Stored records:
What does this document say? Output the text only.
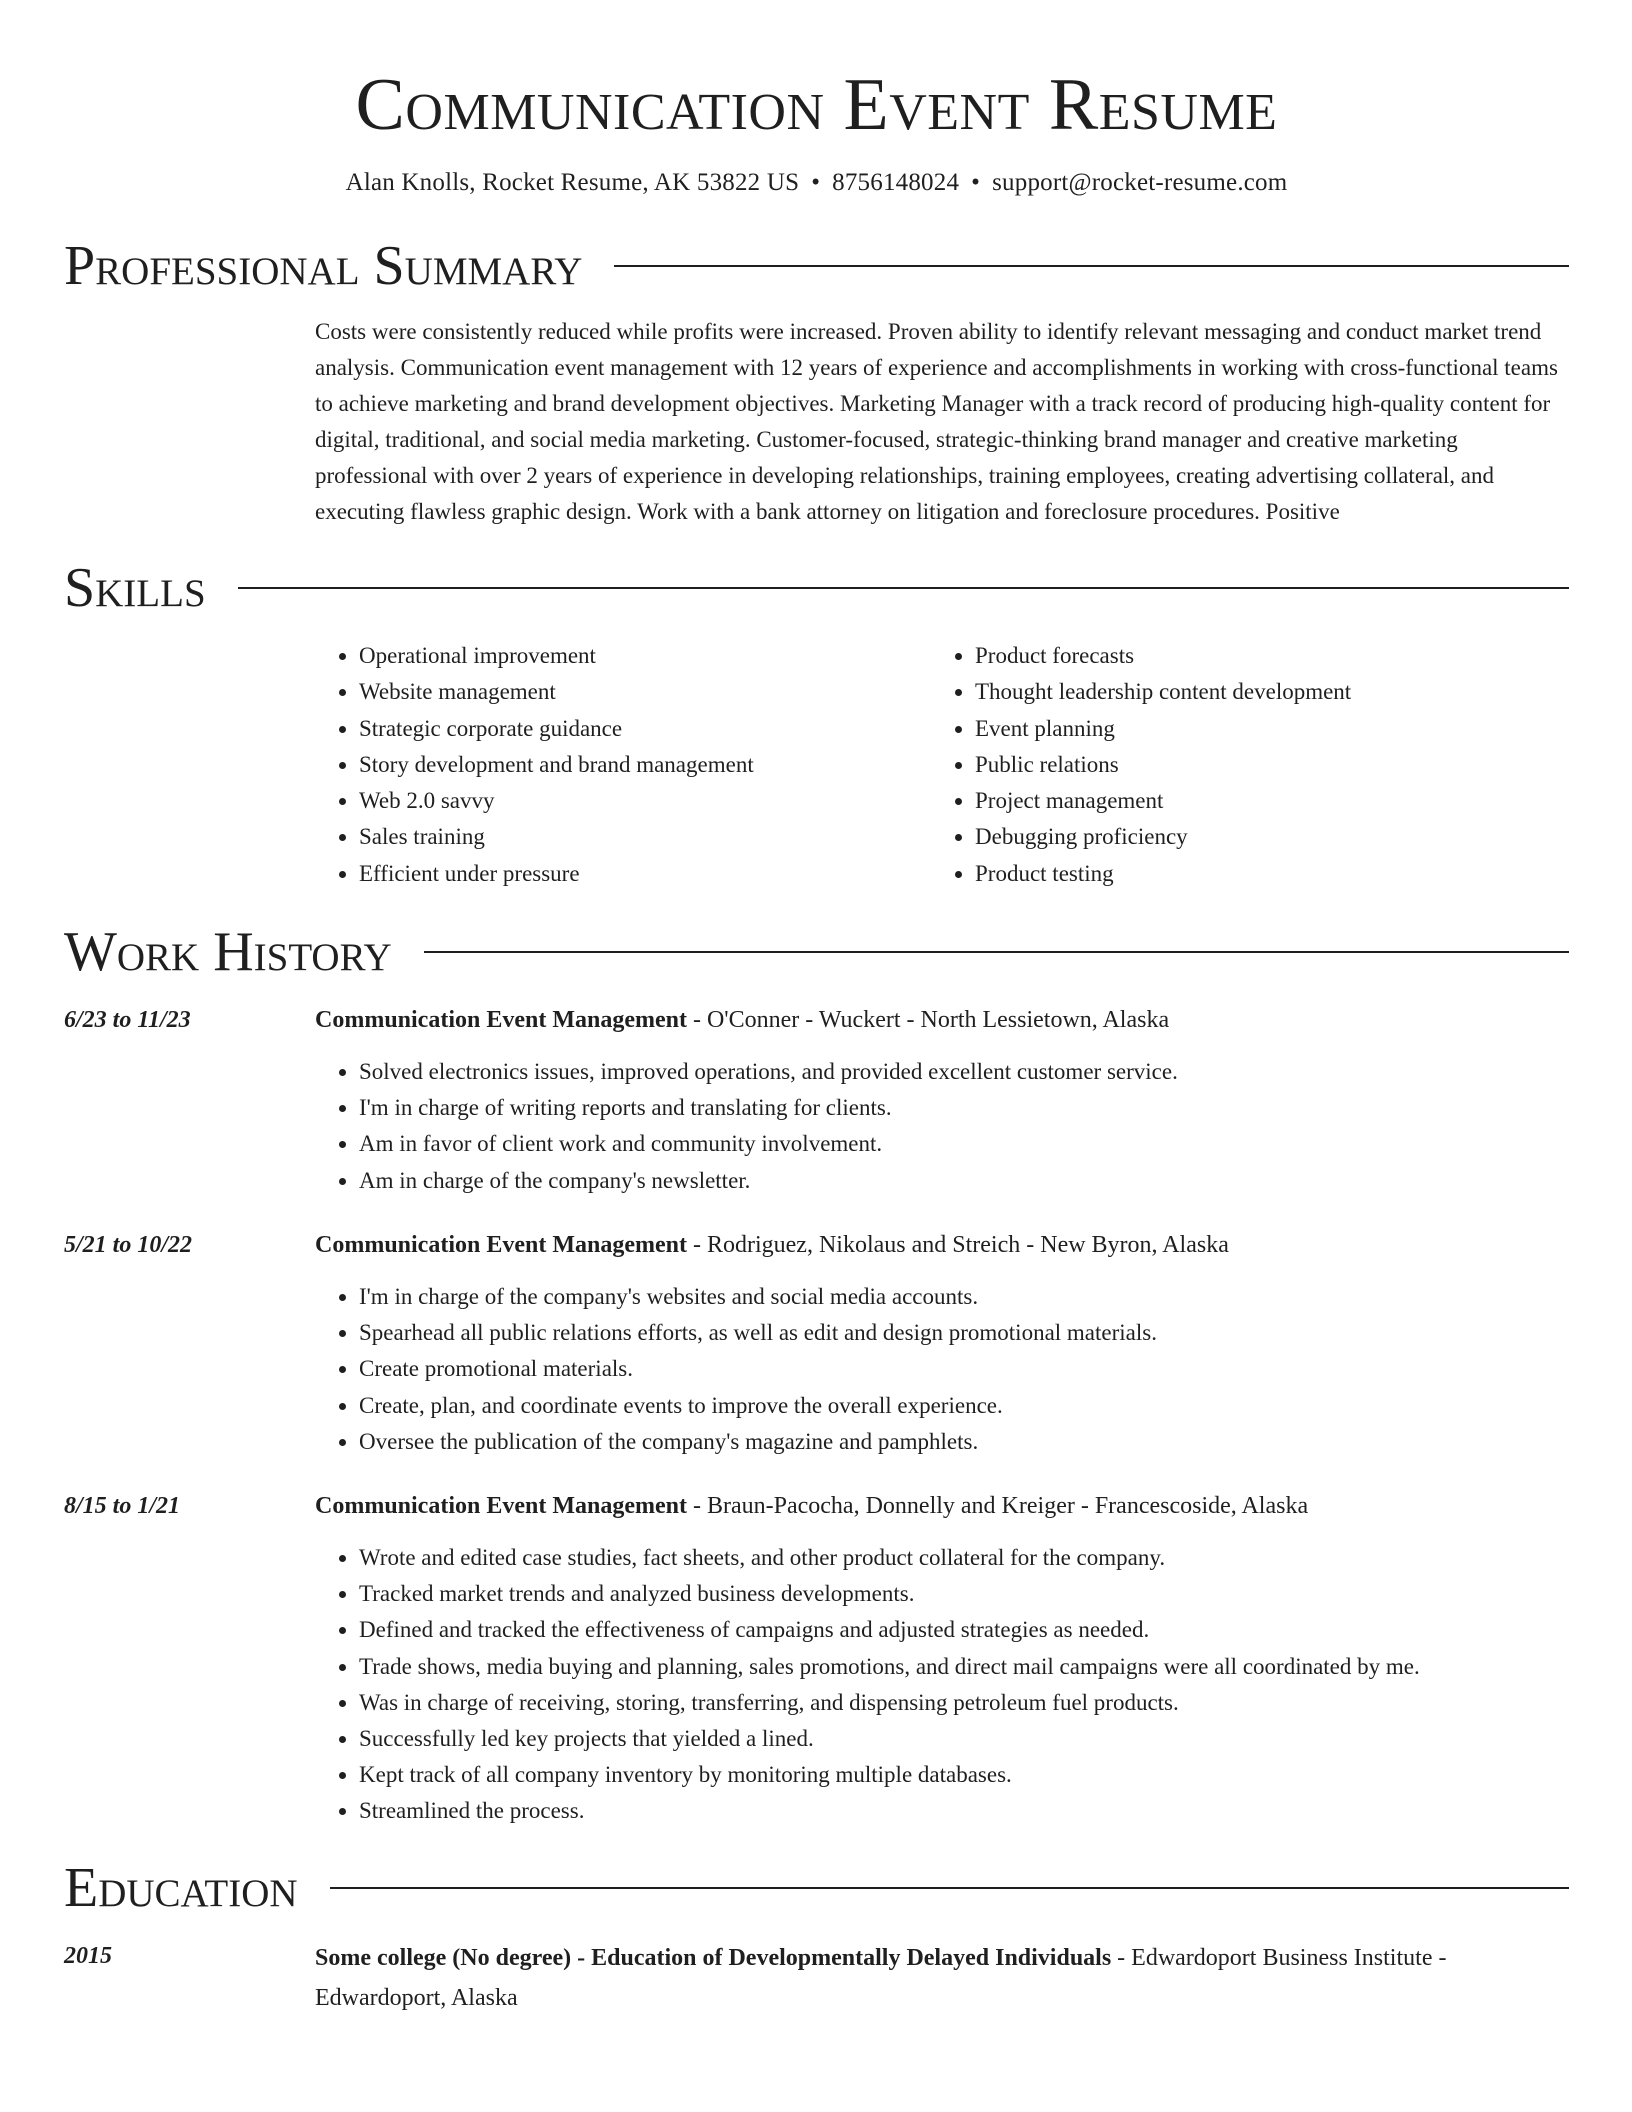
Communication Event Resume
Alan Knolls, Rocket Resume, AK 53822 US • 8756148024 • support@rocket-resume.com
Professional Summary
Costs were consistently reduced while profits were increased. Proven ability to identify relevant messaging and conduct market trend analysis. Communication event management with 12 years of experience and accomplishments in working with cross-functional teams to achieve marketing and brand development objectives. Marketing Manager with a track record of producing high-quality content for digital, traditional, and social media marketing. Customer-focused, strategic-thinking brand manager and creative marketing professional with over 2 years of experience in developing relationships, training employees, creating advertising collateral, and executing flawless graphic design. Work with a bank attorney on litigation and foreclosure procedures. Positive
Skills
• Operational improvement
• Website management
• Strategic corporate guidance
• Story development and brand management
• Web 2.0 savvy
• Sales training
• Efficient under pressure
• Product forecasts
• Thought leadership content development
• Event planning
• Public relations
• Project management
• Debugging proficiency
• Product testing
Work History
6/23 to 11/23	Communication Event Management - O'Conner - Wuckert - North Lessietown, Alaska
• Solved electronics issues, improved operations, and provided excellent customer service.
• I'm in charge of writing reports and translating for clients.
• Am in favor of client work and community involvement.
• Am in charge of the company's newsletter.
5/21 to 10/22	Communication Event Management - Rodriguez, Nikolaus and Streich - New Byron, Alaska
• I'm in charge of the company's websites and social media accounts.
• Spearhead all public relations efforts, as well as edit and design promotional materials.
• Create promotional materials.
• Create, plan, and coordinate events to improve the overall experience.
• Oversee the publication of the company's magazine and pamphlets.
8/15 to 1/21	Communication Event Management - Braun-Pacocha, Donnelly and Kreiger - Francescoside, Alaska
• Wrote and edited case studies, fact sheets, and other product collateral for the company.
• Tracked market trends and analyzed business developments.
• Defined and tracked the effectiveness of campaigns and adjusted strategies as needed.
• Trade shows, media buying and planning, sales promotions, and direct mail campaigns were all coordinated by me.
• Was in charge of receiving, storing, transferring, and dispensing petroleum fuel products.
• Successfully led key projects that yielded a lined.
• Kept track of all company inventory by monitoring multiple databases.
• Streamlined the process.
Education
2015	Some college (No degree) - Education of Developmentally Delayed Individuals - Edwardoport Business Institute - Edwardoport, Alaska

YOUR INSTRUCTIONS: Write out each line of the data that holds the string "Education".

RESULT FOR THIS EXERCISE:
Education
2015	Some college (No degree) - Education of Developmentally Delayed Individuals - Edwardoport Business Institute - Edwardoport, Alaska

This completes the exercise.